-- Start MATERIAL SUPPLIED --
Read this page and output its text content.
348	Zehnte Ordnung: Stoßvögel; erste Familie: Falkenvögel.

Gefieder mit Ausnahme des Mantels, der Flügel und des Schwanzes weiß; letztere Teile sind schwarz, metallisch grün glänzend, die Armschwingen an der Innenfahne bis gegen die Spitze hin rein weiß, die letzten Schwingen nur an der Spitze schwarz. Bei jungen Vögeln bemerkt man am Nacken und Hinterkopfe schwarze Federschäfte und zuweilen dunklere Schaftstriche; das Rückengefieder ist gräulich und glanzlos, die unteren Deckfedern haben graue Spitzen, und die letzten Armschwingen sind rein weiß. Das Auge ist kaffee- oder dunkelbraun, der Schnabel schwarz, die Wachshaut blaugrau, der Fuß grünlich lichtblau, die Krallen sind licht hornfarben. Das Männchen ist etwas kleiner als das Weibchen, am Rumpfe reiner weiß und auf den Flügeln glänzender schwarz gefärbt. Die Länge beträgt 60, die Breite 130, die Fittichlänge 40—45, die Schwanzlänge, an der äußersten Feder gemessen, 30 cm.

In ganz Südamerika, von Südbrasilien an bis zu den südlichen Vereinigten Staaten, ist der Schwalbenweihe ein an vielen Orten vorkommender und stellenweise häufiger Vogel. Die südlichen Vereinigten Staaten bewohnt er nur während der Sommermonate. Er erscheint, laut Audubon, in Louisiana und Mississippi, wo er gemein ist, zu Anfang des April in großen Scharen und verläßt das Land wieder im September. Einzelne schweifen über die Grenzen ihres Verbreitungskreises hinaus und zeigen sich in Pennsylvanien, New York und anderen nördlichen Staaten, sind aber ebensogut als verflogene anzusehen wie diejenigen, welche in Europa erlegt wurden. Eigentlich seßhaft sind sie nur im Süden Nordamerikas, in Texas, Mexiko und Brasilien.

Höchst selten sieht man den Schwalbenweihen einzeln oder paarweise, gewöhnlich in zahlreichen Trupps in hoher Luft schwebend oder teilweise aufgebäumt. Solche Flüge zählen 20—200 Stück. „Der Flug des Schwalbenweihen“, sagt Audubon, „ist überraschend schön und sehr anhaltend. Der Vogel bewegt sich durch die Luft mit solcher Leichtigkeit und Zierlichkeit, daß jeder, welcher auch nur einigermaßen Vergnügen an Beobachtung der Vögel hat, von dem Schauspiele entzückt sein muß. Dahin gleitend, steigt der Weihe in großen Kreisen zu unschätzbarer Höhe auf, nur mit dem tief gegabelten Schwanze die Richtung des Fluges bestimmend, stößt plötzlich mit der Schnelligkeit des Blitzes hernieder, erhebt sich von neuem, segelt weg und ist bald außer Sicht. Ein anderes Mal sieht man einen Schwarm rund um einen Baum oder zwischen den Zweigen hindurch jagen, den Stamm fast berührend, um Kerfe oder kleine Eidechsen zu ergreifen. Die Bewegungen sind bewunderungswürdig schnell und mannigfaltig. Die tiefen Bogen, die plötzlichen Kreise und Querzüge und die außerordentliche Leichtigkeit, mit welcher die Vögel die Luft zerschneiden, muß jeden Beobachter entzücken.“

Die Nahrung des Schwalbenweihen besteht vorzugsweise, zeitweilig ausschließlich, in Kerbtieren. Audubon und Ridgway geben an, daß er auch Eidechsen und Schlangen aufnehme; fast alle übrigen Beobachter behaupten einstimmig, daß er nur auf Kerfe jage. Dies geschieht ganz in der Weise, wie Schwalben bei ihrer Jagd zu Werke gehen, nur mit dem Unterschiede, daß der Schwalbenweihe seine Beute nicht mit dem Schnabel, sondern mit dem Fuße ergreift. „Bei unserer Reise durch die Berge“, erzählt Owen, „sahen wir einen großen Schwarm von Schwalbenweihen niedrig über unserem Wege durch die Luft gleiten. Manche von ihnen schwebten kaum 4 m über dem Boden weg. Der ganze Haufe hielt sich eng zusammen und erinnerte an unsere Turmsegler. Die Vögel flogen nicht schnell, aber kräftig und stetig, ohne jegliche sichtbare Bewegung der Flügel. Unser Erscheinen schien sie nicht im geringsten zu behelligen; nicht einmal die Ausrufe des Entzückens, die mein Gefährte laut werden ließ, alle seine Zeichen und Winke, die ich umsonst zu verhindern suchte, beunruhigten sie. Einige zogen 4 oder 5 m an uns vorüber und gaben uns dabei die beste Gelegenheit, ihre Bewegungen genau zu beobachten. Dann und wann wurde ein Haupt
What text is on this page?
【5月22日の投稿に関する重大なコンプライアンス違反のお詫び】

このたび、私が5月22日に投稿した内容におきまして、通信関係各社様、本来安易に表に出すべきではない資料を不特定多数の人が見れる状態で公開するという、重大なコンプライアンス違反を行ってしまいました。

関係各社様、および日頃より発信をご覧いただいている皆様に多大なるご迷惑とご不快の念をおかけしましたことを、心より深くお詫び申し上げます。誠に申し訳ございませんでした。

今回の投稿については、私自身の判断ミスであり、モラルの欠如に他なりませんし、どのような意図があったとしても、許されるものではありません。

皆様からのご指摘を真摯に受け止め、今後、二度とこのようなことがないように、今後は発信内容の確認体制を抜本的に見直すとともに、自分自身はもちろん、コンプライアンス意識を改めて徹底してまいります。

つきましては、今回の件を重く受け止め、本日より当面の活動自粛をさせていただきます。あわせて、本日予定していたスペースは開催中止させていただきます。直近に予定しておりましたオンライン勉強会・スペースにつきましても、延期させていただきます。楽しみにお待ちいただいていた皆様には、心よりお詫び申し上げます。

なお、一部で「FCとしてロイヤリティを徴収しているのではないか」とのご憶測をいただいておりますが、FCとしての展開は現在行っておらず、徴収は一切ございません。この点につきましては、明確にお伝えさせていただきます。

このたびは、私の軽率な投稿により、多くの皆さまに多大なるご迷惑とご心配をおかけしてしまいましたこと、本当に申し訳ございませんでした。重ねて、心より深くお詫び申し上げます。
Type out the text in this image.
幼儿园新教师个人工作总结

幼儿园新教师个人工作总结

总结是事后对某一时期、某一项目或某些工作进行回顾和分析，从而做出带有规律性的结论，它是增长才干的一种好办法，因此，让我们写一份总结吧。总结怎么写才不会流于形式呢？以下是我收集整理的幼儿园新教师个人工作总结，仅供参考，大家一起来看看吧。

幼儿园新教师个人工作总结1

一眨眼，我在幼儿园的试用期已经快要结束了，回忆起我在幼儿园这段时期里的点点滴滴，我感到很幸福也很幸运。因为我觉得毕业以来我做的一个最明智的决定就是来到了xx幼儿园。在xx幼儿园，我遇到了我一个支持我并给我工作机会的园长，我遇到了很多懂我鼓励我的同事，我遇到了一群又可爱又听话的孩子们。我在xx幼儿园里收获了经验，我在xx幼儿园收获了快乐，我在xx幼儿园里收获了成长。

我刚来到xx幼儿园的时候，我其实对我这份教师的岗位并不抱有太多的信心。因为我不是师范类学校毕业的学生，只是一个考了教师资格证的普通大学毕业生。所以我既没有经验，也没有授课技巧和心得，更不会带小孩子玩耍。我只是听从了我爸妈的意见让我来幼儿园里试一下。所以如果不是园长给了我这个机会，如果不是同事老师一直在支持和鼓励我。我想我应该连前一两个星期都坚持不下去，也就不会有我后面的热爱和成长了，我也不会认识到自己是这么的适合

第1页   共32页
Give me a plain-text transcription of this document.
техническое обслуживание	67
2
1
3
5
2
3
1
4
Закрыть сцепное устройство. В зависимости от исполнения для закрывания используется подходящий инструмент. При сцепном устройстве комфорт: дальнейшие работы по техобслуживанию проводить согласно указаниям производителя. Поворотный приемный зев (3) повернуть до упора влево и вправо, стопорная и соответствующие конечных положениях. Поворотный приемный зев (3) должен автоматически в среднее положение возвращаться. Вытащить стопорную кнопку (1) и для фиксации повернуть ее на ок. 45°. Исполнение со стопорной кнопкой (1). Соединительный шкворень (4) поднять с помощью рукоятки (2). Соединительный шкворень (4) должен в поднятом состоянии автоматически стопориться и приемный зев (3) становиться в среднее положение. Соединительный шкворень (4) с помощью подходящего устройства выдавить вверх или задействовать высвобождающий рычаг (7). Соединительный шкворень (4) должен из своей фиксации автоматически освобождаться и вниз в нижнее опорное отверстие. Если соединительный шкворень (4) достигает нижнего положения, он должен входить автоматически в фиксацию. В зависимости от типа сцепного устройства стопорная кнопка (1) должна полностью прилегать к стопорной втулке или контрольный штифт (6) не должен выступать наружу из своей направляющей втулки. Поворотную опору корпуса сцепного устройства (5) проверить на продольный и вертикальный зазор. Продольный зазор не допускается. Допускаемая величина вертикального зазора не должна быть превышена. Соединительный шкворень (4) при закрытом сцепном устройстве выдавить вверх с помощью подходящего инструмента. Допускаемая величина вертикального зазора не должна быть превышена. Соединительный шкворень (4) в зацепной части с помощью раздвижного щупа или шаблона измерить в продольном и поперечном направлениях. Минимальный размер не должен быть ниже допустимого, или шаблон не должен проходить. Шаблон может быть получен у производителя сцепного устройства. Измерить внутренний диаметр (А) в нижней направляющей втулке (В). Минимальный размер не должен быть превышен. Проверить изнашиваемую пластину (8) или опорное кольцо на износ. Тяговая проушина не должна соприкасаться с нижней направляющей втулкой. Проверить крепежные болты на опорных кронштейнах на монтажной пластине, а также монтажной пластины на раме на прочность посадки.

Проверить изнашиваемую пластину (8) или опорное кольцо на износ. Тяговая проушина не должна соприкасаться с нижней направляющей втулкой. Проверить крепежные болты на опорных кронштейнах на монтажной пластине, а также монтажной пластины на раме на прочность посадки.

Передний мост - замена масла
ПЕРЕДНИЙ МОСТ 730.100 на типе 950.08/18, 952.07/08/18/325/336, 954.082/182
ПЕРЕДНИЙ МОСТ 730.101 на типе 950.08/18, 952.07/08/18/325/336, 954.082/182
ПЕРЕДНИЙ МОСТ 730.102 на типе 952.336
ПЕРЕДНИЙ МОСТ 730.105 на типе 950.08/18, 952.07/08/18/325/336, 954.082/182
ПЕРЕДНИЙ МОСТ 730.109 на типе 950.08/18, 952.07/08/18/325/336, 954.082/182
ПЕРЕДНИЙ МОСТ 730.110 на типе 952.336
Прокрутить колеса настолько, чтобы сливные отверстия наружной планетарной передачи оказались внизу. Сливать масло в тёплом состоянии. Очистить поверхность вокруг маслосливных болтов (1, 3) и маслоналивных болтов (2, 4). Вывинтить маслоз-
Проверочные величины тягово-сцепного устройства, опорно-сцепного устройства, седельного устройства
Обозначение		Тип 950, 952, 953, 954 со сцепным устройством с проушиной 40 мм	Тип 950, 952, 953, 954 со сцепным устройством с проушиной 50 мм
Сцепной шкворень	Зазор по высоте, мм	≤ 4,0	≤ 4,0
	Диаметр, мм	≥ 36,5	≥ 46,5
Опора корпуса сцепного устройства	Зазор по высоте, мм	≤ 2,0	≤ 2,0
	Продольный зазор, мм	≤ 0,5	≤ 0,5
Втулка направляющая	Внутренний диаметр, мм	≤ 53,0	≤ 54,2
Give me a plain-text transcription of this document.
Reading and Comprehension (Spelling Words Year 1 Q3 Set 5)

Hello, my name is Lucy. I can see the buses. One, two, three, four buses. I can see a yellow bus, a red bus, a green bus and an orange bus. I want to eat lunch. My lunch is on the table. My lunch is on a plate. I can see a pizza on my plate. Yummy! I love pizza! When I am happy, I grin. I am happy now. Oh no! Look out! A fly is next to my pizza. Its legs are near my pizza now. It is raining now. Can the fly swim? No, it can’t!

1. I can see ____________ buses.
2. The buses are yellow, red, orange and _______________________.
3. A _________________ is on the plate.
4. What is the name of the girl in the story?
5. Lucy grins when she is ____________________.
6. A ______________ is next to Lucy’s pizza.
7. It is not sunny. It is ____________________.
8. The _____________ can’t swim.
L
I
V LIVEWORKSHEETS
-- End MATERIAL SUPPLIED --
SET PROBLEM » All lines in the data that contain the word "this" should be copied.

FULL ANSWER »
Read this page and output its text content.
What text is on this page?
Type out the text in this image.
Give me a plain-text transcription of this document.
Give me a plain-text transcription of this document.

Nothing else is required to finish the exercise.